Figure content listings:
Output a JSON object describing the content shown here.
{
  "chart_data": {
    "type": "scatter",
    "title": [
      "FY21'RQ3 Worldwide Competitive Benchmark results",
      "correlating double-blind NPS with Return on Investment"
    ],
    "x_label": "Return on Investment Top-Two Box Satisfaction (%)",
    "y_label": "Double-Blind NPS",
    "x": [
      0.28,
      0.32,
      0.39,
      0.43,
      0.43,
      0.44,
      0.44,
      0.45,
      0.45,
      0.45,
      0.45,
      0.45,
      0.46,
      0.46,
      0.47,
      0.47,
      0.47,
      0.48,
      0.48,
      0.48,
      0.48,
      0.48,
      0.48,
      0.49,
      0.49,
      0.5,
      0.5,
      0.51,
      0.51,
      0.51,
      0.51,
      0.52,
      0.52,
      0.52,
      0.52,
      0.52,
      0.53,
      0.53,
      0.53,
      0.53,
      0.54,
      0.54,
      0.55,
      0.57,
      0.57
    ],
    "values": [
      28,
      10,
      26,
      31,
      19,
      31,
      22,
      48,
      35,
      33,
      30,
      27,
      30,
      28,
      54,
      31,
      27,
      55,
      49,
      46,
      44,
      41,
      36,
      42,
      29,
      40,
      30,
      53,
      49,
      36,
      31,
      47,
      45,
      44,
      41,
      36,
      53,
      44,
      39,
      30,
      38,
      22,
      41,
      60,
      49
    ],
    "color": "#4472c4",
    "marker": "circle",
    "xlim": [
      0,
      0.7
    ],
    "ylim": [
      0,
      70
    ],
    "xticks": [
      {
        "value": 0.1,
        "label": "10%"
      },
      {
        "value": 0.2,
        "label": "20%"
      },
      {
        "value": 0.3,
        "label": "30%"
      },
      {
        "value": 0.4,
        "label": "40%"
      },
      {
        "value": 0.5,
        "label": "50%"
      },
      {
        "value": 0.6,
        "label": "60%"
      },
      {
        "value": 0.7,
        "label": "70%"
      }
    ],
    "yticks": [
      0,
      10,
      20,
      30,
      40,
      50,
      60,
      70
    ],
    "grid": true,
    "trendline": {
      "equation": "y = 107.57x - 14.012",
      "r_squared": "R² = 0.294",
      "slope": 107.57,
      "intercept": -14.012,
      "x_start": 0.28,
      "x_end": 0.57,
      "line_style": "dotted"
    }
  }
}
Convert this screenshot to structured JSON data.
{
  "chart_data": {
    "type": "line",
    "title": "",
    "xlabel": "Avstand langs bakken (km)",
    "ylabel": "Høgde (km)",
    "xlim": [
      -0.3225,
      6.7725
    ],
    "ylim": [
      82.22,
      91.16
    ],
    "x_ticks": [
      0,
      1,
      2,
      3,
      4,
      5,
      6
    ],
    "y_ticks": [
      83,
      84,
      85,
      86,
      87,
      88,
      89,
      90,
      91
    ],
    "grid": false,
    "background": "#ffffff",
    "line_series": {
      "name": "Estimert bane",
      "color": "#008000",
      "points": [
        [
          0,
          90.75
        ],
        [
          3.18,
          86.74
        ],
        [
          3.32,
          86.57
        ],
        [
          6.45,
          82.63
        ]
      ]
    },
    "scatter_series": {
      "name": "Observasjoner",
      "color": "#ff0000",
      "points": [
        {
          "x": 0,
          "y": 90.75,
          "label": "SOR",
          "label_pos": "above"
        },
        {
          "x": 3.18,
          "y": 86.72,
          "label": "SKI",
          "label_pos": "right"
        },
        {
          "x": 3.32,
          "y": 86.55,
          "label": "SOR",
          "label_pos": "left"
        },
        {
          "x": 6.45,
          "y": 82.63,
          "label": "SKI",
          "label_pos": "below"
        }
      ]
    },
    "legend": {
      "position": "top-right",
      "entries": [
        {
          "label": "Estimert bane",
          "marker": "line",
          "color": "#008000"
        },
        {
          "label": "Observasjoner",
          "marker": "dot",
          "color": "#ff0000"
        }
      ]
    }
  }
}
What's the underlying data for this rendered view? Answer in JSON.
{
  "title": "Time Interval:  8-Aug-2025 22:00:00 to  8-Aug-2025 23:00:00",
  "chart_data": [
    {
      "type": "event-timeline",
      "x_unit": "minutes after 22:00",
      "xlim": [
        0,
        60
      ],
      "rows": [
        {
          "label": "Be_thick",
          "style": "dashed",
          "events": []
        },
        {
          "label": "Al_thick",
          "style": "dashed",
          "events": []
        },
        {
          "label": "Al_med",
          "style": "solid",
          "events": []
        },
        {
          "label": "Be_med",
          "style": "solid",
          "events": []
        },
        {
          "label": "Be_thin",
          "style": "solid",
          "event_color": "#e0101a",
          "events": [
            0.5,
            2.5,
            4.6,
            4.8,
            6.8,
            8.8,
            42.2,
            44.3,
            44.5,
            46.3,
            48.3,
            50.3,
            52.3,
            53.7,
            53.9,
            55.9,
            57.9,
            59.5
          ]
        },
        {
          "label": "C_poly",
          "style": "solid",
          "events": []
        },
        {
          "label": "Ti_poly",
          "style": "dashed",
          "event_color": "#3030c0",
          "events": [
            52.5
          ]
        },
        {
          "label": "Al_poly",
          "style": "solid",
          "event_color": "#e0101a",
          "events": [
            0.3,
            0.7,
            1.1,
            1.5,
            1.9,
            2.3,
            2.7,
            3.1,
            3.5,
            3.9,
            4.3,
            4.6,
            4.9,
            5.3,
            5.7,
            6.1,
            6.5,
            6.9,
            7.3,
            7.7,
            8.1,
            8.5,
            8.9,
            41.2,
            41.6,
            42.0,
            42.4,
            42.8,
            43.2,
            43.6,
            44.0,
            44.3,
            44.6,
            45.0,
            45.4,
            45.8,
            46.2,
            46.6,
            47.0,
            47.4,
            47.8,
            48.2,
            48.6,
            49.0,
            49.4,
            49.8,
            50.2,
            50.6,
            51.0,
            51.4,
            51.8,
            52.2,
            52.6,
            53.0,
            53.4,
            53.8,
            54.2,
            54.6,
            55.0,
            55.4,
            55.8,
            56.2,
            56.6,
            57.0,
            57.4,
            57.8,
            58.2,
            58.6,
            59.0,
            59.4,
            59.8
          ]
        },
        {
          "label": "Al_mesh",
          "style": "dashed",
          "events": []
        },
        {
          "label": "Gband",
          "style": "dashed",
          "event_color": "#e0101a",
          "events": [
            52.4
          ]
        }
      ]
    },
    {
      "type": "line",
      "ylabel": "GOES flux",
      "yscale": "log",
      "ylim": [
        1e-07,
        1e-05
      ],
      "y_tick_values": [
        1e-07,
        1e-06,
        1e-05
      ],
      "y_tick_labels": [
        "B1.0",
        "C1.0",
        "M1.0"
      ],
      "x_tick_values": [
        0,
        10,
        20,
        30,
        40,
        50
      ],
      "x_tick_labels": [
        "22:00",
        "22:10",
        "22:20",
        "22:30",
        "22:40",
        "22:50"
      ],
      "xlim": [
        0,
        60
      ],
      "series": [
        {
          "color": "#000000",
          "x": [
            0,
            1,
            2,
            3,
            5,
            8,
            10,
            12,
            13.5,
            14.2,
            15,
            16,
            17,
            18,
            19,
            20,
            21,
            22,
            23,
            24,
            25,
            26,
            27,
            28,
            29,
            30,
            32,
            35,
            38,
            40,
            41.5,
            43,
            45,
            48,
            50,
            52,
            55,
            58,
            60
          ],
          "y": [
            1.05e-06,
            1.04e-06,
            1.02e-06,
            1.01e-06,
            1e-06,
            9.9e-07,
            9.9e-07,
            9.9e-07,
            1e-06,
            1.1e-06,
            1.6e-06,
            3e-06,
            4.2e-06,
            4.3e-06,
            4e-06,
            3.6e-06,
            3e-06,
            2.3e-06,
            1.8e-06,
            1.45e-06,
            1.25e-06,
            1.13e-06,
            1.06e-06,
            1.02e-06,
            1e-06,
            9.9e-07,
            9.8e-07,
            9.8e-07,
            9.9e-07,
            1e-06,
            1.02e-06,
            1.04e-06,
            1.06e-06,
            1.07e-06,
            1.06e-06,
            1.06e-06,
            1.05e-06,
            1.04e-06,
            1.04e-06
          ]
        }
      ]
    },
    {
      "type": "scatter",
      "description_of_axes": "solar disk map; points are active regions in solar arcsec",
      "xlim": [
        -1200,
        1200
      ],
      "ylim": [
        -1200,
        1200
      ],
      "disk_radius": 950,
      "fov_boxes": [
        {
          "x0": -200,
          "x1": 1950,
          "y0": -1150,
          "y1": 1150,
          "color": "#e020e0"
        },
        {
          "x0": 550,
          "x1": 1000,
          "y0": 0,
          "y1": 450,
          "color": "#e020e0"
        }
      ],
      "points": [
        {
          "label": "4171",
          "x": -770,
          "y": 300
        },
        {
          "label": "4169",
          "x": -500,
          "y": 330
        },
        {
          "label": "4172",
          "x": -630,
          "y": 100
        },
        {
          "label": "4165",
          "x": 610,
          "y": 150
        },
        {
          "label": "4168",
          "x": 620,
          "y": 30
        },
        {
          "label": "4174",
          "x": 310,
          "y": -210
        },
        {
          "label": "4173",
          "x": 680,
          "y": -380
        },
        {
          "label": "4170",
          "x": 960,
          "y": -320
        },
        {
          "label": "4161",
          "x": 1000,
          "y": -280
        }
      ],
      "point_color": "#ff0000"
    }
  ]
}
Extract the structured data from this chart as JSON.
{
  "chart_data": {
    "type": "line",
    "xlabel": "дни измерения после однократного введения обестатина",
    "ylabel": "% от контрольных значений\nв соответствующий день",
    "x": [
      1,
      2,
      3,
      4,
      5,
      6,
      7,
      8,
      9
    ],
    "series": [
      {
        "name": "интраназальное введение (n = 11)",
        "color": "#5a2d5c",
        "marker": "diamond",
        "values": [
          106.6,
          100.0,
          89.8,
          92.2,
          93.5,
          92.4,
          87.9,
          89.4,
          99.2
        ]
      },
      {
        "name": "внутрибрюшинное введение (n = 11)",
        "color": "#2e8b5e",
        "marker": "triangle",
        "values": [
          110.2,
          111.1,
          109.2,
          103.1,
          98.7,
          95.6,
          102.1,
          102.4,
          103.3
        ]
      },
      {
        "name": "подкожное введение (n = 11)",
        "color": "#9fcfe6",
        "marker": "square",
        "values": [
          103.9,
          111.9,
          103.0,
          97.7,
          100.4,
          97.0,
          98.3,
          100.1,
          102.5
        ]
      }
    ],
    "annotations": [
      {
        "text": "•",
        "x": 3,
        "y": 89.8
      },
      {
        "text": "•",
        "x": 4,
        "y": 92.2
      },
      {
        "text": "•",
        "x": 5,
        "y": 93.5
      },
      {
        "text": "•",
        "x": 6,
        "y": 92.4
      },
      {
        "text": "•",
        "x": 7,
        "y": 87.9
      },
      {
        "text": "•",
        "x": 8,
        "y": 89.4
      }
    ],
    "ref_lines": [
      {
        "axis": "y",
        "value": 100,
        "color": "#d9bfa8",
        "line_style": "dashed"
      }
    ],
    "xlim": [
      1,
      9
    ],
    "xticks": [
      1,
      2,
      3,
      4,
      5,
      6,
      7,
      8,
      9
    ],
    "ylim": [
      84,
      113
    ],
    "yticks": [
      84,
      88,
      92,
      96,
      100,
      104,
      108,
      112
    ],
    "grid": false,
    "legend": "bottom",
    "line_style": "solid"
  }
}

• **Job**
Report how many lines of the preceding records include "this". Output the number only.

• **Problem solution**
3